WHAT TO DO
Could you output each line of the data that follows exactly?

RECORD EXCERPTS

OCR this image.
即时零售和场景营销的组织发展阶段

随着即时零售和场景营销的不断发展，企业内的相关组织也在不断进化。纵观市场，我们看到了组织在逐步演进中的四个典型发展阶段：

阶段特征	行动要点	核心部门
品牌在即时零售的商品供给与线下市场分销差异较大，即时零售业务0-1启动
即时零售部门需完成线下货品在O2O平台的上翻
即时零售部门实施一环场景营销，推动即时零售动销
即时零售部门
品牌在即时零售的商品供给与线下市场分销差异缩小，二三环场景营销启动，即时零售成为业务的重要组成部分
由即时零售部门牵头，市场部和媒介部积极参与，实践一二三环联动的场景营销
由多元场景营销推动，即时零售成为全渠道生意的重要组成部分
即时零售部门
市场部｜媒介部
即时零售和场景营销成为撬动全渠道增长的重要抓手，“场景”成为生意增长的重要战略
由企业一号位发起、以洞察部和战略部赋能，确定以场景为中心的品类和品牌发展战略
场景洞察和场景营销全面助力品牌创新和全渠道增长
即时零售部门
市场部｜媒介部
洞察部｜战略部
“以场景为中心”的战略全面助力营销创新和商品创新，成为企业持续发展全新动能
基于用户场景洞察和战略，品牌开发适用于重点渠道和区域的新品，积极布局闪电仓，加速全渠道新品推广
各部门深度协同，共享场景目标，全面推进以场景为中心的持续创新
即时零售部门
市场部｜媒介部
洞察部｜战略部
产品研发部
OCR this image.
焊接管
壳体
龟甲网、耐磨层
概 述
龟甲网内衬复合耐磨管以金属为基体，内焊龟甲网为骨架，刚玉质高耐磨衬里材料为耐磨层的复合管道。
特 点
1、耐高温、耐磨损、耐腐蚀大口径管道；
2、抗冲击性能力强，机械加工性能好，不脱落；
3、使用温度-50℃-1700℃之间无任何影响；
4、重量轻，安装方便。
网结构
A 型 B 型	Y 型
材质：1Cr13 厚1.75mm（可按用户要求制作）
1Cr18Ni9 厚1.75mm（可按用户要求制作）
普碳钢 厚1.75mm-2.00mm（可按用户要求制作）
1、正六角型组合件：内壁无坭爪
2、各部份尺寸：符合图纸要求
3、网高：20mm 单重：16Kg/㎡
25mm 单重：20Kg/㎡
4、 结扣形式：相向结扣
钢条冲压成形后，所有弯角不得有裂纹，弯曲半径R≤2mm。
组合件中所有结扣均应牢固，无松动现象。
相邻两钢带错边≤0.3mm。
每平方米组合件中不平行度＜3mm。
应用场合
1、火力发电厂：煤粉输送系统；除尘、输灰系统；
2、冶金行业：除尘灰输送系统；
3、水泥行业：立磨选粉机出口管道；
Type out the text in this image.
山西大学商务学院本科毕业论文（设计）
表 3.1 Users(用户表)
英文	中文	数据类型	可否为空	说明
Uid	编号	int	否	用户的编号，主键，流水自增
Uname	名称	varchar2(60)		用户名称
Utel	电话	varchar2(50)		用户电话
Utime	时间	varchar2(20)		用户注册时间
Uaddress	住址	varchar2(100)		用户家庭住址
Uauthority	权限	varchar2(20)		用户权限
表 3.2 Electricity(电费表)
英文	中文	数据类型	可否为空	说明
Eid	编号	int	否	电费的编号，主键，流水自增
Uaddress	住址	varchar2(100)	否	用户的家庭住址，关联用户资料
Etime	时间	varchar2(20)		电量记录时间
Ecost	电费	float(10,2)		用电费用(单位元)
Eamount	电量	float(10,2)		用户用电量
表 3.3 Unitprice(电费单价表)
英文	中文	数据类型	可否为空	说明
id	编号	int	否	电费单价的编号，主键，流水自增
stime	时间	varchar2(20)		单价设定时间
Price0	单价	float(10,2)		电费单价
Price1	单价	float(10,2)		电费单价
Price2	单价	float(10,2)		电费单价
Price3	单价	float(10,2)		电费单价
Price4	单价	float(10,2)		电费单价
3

WRITTEN RESPONSE
OCR this image.
即时零售和场景营销的组织发展阶段

随着即时零售和场景营销的不断发展，企业内的相关组织也在不断进化。纵观市场，我们看到了组织在逐步演进中的四个典型发展阶段：

阶段特征	行动要点	核心部门
品牌在即时零售的商品供给与线下市场分销差异较大，即时零售业务0-1启动
即时零售部门需完成线下货品在O2O平台的上翻
即时零售部门实施一环场景营销，推动即时零售动销
即时零售部门
品牌在即时零售的商品供给与线下市场分销差异缩小，二三环场景营销启动，即时零售成为业务的重要组成部分
由即时零售部门牵头，市场部和媒介部积极参与，实践一二三环联动的场景营销
由多元场景营销推动，即时零售成为全渠道生意的重要组成部分
即时零售部门
市场部｜媒介部
即时零售和场景营销成为撬动全渠道增长的重要抓手，“场景”成为生意增长的重要战略
由企业一号位发起、以洞察部和战略部赋能，确定以场景为中心的品类和品牌发展战略
场景洞察和场景营销全面助力品牌创新和全渠道增长
即时零售部门
市场部｜媒介部
洞察部｜战略部
“以场景为中心”的战略全面助力营销创新和商品创新，成为企业持续发展全新动能
基于用户场景洞察和战略，品牌开发适用于重点渠道和区域的新品，积极布局闪电仓，加速全渠道新品推广
各部门深度协同，共享场景目标，全面推进以场景为中心的持续创新
即时零售部门
市场部｜媒介部
洞察部｜战略部
产品研发部
OCR this image.
焊接管
壳体
龟甲网、耐磨层
概 述
龟甲网内衬复合耐磨管以金属为基体，内焊龟甲网为骨架，刚玉质高耐磨衬里材料为耐磨层的复合管道。
特 点
1、耐高温、耐磨损、耐腐蚀大口径管道；
2、抗冲击性能力强，机械加工性能好，不脱落；
3、使用温度-50℃-1700℃之间无任何影响；
4、重量轻，安装方便。
网结构
A 型 B 型	Y 型
材质：1Cr13 厚1.75mm（可按用户要求制作）
1Cr18Ni9 厚1.75mm（可按用户要求制作）
普碳钢 厚1.75mm-2.00mm（可按用户要求制作）
1、正六角型组合件：内壁无坭爪
2、各部份尺寸：符合图纸要求
3、网高：20mm 单重：16Kg/㎡
25mm 单重：20Kg/㎡
4、 结扣形式：相向结扣
钢条冲压成形后，所有弯角不得有裂纹，弯曲半径R≤2mm。
组合件中所有结扣均应牢固，无松动现象。
相邻两钢带错边≤0.3mm。
每平方米组合件中不平行度＜3mm。
应用场合
1、火力发电厂：煤粉输送系统；除尘、输灰系统；
2、冶金行业：除尘灰输送系统；
3、水泥行业：立磨选粉机出口管道；
Type out the text in this image.
山西大学商务学院本科毕业论文（设计）
表 3.1 Users(用户表)
英文	中文	数据类型	可否为空	说明
Uid	编号	int	否	用户的编号，主键，流水自增
Uname	名称	varchar2(60)		用户名称
Utel	电话	varchar2(50)		用户电话
Utime	时间	varchar2(20)		用户注册时间
Uaddress	住址	varchar2(100)		用户家庭住址
Uauthority	权限	varchar2(20)		用户权限
表 3.2 Electricity(电费表)
英文	中文	数据类型	可否为空	说明
Eid	编号	int	否	电费的编号，主键，流水自增
Uaddress	住址	varchar2(100)	否	用户的家庭住址，关联用户资料
Etime	时间	varchar2(20)		电量记录时间
Ecost	电费	float(10,2)		用电费用(单位元)
Eamount	电量	float(10,2)		用户用电量
表 3.3 Unitprice(电费单价表)
英文	中文	数据类型	可否为空	说明
id	编号	int	否	电费单价的编号，主键，流水自增
stime	时间	varchar2(20)		单价设定时间
Price0	单价	float(10,2)		电费单价
Price1	单价	float(10,2)		电费单价
Price2	单价	float(10,2)		电费单价
Price3	单价	float(10,2)		电费单价
Price4	单价	float(10,2)		电费单价
3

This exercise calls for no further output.